*EXERCISE OBJECTIVE*
Compile every line that includes the word "this".

- - -

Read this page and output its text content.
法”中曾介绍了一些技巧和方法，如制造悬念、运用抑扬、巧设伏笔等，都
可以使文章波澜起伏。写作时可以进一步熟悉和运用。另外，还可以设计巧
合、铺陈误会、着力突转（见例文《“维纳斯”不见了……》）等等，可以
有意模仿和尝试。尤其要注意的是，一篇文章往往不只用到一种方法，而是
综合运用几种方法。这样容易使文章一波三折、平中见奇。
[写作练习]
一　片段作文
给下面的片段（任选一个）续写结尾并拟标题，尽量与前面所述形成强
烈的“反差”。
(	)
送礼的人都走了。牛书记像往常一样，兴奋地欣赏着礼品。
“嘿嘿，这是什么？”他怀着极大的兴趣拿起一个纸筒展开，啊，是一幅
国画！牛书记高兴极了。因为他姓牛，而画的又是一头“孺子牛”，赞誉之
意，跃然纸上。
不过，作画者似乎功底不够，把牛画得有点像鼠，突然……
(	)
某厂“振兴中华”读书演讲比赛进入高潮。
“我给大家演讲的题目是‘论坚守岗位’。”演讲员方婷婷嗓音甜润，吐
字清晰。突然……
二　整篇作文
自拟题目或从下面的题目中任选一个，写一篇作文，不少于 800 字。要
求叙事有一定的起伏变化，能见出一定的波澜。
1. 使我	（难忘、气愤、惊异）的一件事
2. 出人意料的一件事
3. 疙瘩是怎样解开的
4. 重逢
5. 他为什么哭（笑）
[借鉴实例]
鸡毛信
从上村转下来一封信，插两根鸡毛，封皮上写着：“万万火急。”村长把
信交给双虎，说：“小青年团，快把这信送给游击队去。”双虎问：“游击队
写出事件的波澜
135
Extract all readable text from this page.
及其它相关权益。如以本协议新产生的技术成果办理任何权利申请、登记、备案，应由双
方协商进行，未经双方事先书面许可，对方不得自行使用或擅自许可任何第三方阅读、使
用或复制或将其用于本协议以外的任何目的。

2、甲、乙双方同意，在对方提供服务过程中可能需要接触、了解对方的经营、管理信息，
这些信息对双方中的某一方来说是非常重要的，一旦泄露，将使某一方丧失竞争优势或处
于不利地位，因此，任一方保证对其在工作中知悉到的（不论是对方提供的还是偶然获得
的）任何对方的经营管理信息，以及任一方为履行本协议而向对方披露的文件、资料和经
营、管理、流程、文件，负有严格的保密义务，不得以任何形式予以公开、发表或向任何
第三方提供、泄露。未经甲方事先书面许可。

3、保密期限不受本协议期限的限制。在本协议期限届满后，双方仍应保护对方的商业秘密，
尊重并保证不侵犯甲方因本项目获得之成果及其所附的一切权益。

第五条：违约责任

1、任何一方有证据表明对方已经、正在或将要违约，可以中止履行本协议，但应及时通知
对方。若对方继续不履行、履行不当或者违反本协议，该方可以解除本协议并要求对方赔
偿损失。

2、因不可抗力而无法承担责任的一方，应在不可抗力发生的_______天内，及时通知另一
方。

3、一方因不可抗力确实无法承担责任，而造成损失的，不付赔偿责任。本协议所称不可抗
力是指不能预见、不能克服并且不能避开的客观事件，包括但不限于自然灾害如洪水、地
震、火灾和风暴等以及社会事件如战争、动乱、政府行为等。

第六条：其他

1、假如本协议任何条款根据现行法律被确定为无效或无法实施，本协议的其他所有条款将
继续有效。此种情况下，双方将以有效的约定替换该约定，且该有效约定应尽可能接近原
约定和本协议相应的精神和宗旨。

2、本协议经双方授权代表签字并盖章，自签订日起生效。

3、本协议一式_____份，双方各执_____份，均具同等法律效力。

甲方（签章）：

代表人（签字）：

- - -

*WRITTEN RESPONSE*
Read this page and output its text content.
Extract all readable text from this page.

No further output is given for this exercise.